Task details — Extract every line of the material that holds the string "page".

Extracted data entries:

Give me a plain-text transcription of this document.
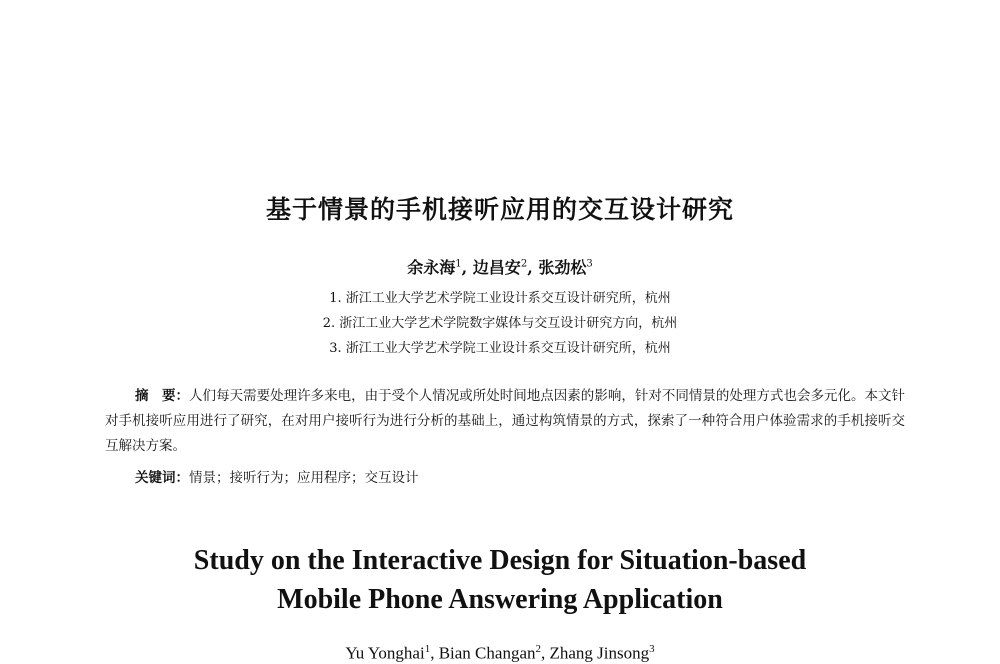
基于情景的手机接听应用的交互设计研究
余永海$^1$, 边昌安$^2$, 张劲松$^3$
1. 浙江工业大学艺术学院工业设计系交互设计研究所，杭州
2. 浙江工业大学艺术学院数字媒体与交互设计研究方向，杭州
3. 浙江工业大学艺术学院工业设计系交互设计研究所，杭州
摘　要：人们每天需要处理许多来电，由于受个人情况或所处时间地点因素的影响，针对不同情景的处理方式也会多元化。本文针对手机接听应用进行了研究，在对用户接听行为进行分析的基础上，通过构筑情景的方式，探索了一种符合用户体验需求的手机接听交互解决方案。
关键词：情景；接听行为；应用程序；交互设计
Study on the Interactive Design for Situation-based
Mobile Phone Answering Application
Yu Yonghai$^1$, Bian Changan$^2$, Zhang Jinsong$^3$
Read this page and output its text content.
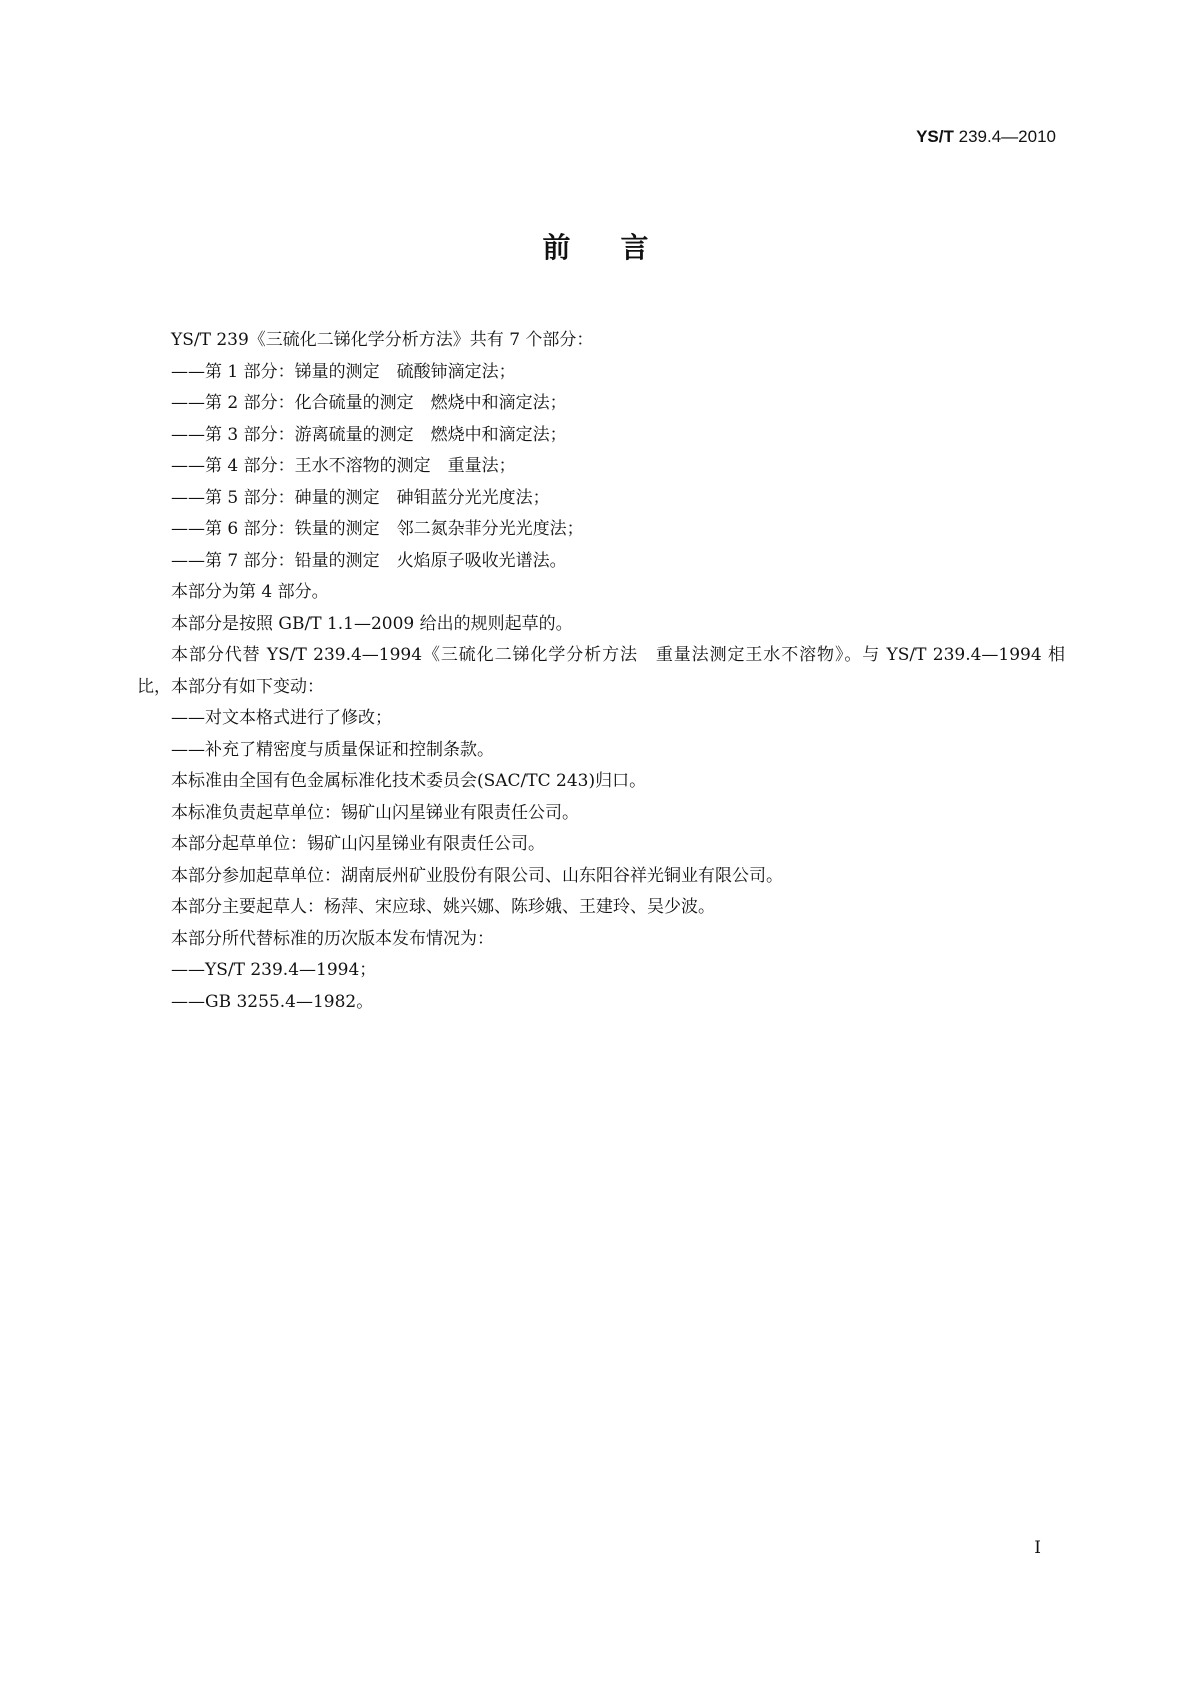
YS/T 239.4—2010
前言

YS/T 239《三硫化二锑化学分析方法》共有 7 个部分：

——第 1 部分：锑量的测定　硫酸铈滴定法；

——第 2 部分：化合硫量的测定　燃烧中和滴定法；

——第 3 部分：游离硫量的测定　燃烧中和滴定法；

——第 4 部分：王水不溶物的测定　重量法；

——第 5 部分：砷量的测定　砷钼蓝分光光度法；

——第 6 部分：铁量的测定　邻二氮杂菲分光光度法；

——第 7 部分：铅量的测定　火焰原子吸收光谱法。

本部分为第 4 部分。

本部分是按照 GB/T 1.1—2009 给出的规则起草的。

本部分代替 YS/T 239.4—1994《三硫化二锑化学分析方法　重量法测定王水不溶物》。与 YS/T 239.4—1994 相比，本部分有如下变动：

——对文本格式进行了修改；

——补充了精密度与质量保证和控制条款。

本标准由全国有色金属标准化技术委员会(SAC/TC 243)归口。

本标准负责起草单位：锡矿山闪星锑业有限责任公司。

本部分起草单位：锡矿山闪星锑业有限责任公司。

本部分参加起草单位：湖南辰州矿业股份有限公司、山东阳谷祥光铜业有限公司。

本部分主要起草人：杨萍、宋应球、姚兴娜、陈珍娥、王建玲、吴少波。

本部分所代替标准的历次版本发布情况为：

——YS/T 239.4—1994；

——GB 3255.4—1982。

I
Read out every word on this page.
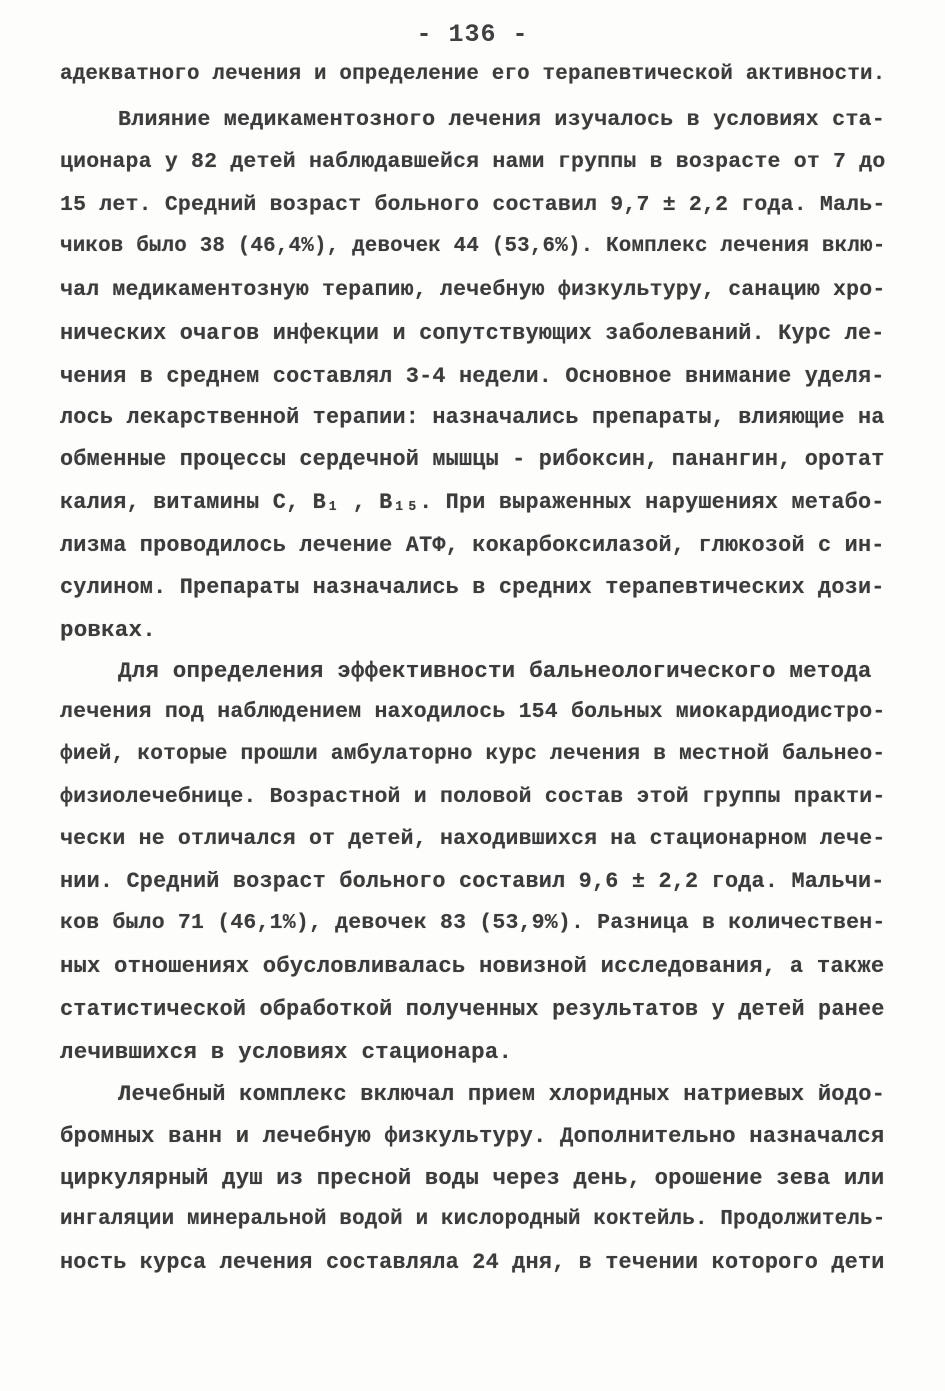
- 136 -
адекватного лечения и определение его терапевтической активности.
Влияние медикаментозного лечения изучалось в условиях ста-
ционара у 82 детей наблюдавшейся нами группы в возрасте от 7 до
15 лет. Средний возраст больного составил 9,7 ± 2,2 года. Маль-
чиков было 38 (46,4%), девочек 44 (53,6%). Комплекс лечения вклю-
чал медикаментозную терапию, лечебную физкультуру, санацию хро-
нических очагов инфекции и сопутствующих заболеваний. Курс ле-
чения в среднем составлял 3-4 недели. Основное внимание уделя-
лось лекарственной терапии: назначались препараты, влияющие на
обменные процессы сердечной мышцы - рибоксин, панангин, оротат
калия, витамины C, B₁ , B₁₅. При выраженных нарушениях метабо-
лизма проводилось лечение АТФ, кокарбоксилазой, глюкозой с ин-
сулином. Препараты назначались в средних терапевтических дози-
ровках.
Для определения эффективности бальнеологического метода
лечения под наблюдением находилось 154 больных миокардиодистро-
фией, которые прошли амбулаторно курс лечения в местной бальнео-
физиолечебнице. Возрастной и половой состав этой группы практи-
чески не отличался от детей, находившихся на стационарном лече-
нии. Средний возраст больного составил 9,6 ± 2,2 года. Мальчи-
ков было 71 (46,1%), девочек 83 (53,9%). Разница в количествен-
ных отношениях обусловливалась новизной исследования, а также
статистической обработкой полученных результатов у детей ранее
лечившихся в условиях стационара.
Лечебный комплекс включал прием хлоридных натриевых йодо-
бромных ванн и лечебную физкультуру. Дополнительно назначался
циркулярный душ из пресной воды через день, орошение зева или
ингаляции минеральной водой и кислородный коктейль. Продолжитель-
ность курса лечения составляла 24 дня, в течении которого дети
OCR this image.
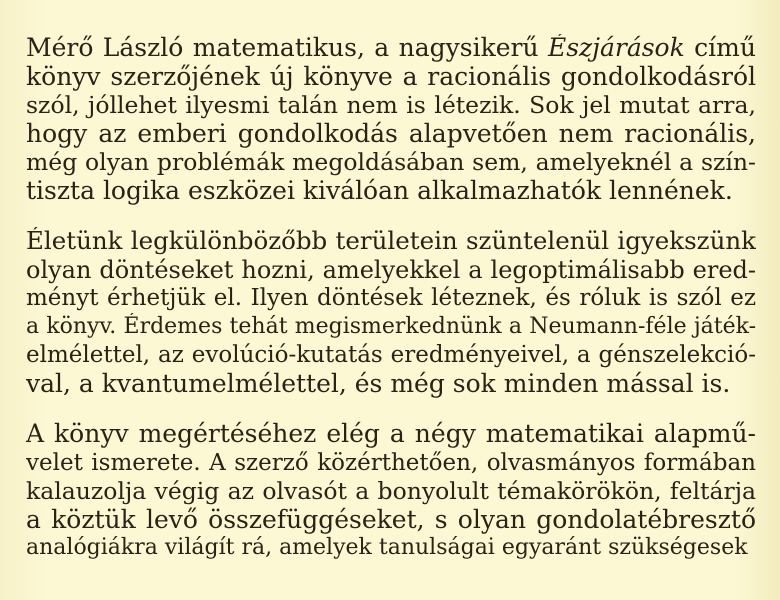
Mérő László matematikus, a nagysikerű Észjárások című
könyv szerzőjének új könyve a racionális gondolkodásról
szól, jóllehet ilyesmi talán nem is létezik. Sok jel mutat arra,
hogy az emberi gondolkodás alapvetően nem racionális,
még olyan problémák megoldásában sem, amelyeknél a szín-
tiszta logika eszközei kiválóan alkalmazhatók lennének.

Életünk legkülönbözőbb területein szüntelenül igyekszünk
olyan döntéseket hozni, amelyekkel a legoptimálisabb ered-
ményt érhetjük el. Ilyen döntések léteznek, és róluk is szól ez
a könyv. Érdemes tehát megismerkednünk a Neumann-féle játék-
elmélettel, az evolúció-kutatás eredményeivel, a génszelekció-
val, a kvantumelmélettel, és még sok minden mással is.

A könyv megértéséhez elég a négy matematikai alapmű-
velet ismerete. A szerző közérthetően, olvasmányos formában
kalauzolja végig az olvasót a bonyolult témakörökön, feltárja
a köztük levő összefüggéseket, s olyan gondolatébresztő
analógiákra világít rá, amelyek tanulságai egyaránt szükségesek
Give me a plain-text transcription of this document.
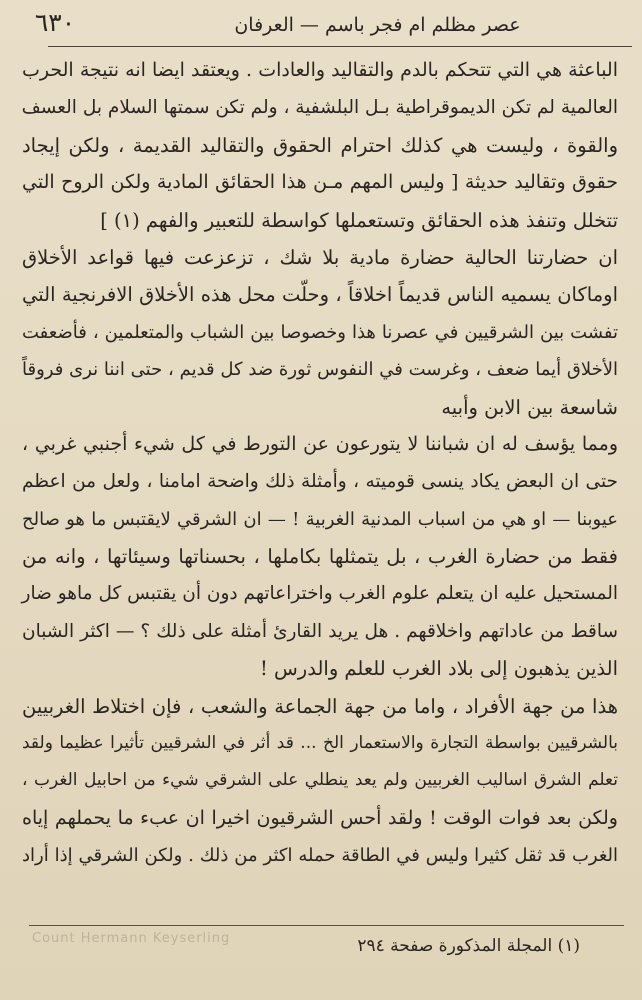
٦٣٠	عصر مظلم ام فجر باسم — العرفان
الباعثة هي التي تتحكم بالدم والتقاليد والعادات . ويعتقد ايضا انه نتيجة الحرب
العالمية لم تكن الديموقراطية بـل البلشفية ، ولم تكن سمتها السلام بل العسف
والقوة ، وليست هي كذلك احترام الحقوق والتقاليد القديمة ، ولكن إيجاد
حقوق وتقاليد حديثة [ وليس المهم مـن هذا الحقائق المادية ولكن الروح التي
تتخلل وتنفذ هذه الحقائق وتستعملها كواسطة للتعبير والفهم (١) ]
ان حضارتنا الحالية حضارة مادية بلا شك ، تزعزعت فيها قواعد الأخلاق
اوماكان يسميه الناس قديماً اخلاقاً ، وحلّت محل هذه الأخلاق الافرنجية التي
تفشت بين الشرقيين في عصرنا هذا وخصوصا بين الشباب والمتعلمين ، فأضعفت
الأخلاق أيما ضعف ، وغرست في النفوس ثورة ضد كل قديم ، حتى اننا نرى فروقاً
شاسعة بين الابن وأبيه
ومما يؤسف له ان شباننا لا يتورعون عن التورط في كل شيء أجنبي غربي ،
حتى ان البعض يكاد ينسى قوميته ، وأمثلة ذلك واضحة امامنا ، ولعل من اعظم
عيوبنا — او هي من اسباب المدنية الغربية ! — ان الشرقي لايقتبس ما هو صالح
فقط من حضارة الغرب ، بل يتمثلها بكاملها ، بحسناتها وسيئاتها ، وانه من
المستحيل عليه ان يتعلم علوم الغرب واختراعاتهم دون أن يقتبس كل ماهو ضار
ساقط من عاداتهم واخلاقهم . هل يريد القارئ أمثلة على ذلك ؟ — اكثر الشبان
الذين يذهبون إلى بلاد الغرب للعلم والدرس !
هذا من جهة الأفراد ، واما من جهة الجماعة والشعب ، فإن اختلاط الغربيين
بالشرقيين بواسطة التجارة والاستعمار الخ ... قد أثر في الشرقيين تأثيرا عظيما ولقد
تعلم الشرق اساليب الغربيين ولم يعد ينطلي على الشرقي شيء من احابيل الغرب ،
ولكن بعد فوات الوقت ! ولقد أحس الشرقيون اخيرا ان عبء ما يحملهم إياه
الغرب قد ثقل كثيرا وليس في الطاقة حمله اكثر من ذلك . ولكن الشرقي إذا أراد
(١) المجلة المذكورة صفحة ٢٩٤
Count Hermann Keyserling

Correct response —
Read this page and output its text content.
Read out every word on this page.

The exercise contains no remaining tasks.